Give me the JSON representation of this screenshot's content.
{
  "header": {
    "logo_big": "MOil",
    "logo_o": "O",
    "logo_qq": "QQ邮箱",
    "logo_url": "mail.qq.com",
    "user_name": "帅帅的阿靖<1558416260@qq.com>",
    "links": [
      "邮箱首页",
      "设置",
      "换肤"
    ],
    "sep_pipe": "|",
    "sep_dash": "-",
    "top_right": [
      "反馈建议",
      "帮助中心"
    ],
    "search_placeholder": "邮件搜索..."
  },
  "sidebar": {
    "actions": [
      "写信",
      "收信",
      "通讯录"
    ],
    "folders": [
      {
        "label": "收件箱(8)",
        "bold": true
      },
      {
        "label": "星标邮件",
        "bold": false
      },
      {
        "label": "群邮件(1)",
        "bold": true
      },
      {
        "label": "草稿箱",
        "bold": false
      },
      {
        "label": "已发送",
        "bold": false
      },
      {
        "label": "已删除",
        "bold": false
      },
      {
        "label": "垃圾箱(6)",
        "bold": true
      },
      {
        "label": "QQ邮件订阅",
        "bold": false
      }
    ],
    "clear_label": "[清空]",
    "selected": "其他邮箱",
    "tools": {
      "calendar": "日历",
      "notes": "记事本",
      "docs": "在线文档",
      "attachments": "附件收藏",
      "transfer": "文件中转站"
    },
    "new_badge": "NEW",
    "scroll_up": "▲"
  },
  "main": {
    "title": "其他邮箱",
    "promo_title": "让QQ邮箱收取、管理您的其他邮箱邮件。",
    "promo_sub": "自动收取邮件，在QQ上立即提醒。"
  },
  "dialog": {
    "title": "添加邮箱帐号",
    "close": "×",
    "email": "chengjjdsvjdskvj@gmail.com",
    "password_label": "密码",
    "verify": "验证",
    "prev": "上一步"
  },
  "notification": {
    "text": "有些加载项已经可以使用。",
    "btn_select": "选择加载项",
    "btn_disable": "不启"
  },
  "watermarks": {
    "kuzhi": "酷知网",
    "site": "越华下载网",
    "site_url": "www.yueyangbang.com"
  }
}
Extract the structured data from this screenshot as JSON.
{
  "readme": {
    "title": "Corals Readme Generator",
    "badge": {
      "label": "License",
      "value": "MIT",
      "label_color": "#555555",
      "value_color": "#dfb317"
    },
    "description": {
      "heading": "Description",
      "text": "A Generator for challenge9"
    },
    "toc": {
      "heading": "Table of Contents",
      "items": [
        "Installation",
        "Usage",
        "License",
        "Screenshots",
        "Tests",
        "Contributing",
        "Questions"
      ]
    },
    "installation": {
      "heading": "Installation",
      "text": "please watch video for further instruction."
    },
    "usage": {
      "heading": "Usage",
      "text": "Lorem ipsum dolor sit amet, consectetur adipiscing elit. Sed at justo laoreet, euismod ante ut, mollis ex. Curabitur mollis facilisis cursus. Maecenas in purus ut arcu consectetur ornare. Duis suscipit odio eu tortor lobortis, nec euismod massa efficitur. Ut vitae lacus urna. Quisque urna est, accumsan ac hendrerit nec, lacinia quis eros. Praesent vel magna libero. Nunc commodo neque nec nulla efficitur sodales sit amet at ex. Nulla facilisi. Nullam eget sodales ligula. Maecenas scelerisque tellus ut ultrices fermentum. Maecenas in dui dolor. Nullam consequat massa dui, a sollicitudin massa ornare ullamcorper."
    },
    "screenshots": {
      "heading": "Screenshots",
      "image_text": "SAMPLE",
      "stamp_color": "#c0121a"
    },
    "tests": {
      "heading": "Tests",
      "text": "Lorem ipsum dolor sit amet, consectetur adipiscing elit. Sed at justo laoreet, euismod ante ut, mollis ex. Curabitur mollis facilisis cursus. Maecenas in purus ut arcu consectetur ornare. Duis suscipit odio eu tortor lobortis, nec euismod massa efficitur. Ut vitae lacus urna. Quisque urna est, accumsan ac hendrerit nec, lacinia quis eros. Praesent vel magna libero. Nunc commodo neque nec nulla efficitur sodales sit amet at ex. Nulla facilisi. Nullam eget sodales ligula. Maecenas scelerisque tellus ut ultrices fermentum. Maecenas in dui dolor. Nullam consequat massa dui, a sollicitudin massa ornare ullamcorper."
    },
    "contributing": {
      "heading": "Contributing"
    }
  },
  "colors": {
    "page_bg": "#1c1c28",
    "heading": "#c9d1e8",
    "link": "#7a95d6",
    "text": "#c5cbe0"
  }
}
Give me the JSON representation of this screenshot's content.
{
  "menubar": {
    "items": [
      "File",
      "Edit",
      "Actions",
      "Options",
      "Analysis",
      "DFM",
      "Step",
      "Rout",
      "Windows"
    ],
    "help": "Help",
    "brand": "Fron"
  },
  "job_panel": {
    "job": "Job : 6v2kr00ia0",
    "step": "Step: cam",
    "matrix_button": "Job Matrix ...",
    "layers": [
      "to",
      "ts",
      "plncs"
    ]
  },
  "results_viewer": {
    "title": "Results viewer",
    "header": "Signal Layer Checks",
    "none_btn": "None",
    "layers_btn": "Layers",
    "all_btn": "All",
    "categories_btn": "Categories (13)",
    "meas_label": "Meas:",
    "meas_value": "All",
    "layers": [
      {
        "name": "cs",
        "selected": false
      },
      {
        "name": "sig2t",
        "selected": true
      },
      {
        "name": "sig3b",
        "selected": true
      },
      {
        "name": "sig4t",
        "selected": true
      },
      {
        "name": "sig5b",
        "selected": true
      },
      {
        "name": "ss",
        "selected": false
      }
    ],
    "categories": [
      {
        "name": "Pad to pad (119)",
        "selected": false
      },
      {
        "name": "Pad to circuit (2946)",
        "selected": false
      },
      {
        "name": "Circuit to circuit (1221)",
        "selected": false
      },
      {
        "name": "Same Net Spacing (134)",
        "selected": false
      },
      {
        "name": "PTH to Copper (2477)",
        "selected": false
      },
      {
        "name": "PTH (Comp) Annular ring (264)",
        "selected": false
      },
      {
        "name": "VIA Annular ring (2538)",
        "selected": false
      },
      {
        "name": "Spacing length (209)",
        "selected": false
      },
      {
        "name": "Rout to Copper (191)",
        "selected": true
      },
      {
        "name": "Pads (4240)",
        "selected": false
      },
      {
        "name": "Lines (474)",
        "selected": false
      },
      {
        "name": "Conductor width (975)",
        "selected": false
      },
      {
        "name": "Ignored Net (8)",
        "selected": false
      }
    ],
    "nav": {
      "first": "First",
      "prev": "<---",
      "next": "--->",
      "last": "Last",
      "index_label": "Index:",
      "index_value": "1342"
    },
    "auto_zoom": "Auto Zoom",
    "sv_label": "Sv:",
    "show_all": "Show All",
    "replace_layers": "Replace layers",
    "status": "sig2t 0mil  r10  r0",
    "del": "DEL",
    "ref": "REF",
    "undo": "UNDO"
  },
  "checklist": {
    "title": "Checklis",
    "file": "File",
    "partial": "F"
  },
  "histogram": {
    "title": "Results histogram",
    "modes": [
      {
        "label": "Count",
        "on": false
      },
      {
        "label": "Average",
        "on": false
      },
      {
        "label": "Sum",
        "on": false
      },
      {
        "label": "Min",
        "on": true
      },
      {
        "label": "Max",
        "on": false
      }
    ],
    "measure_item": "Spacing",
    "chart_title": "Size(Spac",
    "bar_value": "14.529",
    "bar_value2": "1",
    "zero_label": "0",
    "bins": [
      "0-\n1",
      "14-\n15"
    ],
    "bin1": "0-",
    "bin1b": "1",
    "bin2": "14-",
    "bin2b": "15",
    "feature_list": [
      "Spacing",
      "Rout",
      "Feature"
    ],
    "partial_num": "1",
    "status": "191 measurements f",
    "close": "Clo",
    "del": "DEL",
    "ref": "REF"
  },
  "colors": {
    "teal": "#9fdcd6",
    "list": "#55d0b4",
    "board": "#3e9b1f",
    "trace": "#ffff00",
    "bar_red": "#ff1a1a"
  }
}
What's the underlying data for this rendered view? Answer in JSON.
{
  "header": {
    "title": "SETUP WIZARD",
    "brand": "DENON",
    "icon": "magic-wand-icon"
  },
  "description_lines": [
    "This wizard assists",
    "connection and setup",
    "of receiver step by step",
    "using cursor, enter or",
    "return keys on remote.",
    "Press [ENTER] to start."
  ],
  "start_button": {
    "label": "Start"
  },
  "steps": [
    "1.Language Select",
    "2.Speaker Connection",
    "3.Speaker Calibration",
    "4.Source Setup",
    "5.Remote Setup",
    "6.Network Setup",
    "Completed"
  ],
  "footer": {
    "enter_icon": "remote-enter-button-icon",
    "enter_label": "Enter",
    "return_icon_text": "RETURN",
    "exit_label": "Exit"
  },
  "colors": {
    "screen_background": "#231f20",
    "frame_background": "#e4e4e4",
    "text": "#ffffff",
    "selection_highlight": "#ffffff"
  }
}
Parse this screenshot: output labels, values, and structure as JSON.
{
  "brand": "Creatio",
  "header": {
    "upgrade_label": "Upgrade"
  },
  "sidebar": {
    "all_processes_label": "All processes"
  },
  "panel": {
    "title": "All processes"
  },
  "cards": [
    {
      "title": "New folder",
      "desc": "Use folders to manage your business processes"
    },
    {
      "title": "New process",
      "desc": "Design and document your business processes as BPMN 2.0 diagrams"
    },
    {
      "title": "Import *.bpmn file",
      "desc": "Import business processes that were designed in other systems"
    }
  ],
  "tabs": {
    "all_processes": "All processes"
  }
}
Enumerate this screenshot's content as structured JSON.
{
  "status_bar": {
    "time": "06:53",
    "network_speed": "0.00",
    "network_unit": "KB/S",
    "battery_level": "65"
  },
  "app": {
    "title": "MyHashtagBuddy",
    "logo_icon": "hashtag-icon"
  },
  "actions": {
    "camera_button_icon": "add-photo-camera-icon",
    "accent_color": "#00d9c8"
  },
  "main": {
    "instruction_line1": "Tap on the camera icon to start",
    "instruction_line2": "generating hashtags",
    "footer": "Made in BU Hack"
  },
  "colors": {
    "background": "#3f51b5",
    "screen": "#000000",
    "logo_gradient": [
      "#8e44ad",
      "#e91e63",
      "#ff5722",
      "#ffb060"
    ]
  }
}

#### WHAT IS BEING ASKED
Find each line holding "JSON". Copy it out.

#### TASK SOLUTION
Give me the JSON representation of this screenshot's content.
Extract the structured data from this screenshot as JSON.
Give me the JSON representation of this screenshot's content.
What's the underlying data for this rendered view? Answer in JSON.
Parse this screenshot: output labels, values, and structure as JSON.
Enumerate this screenshot's content as structured JSON.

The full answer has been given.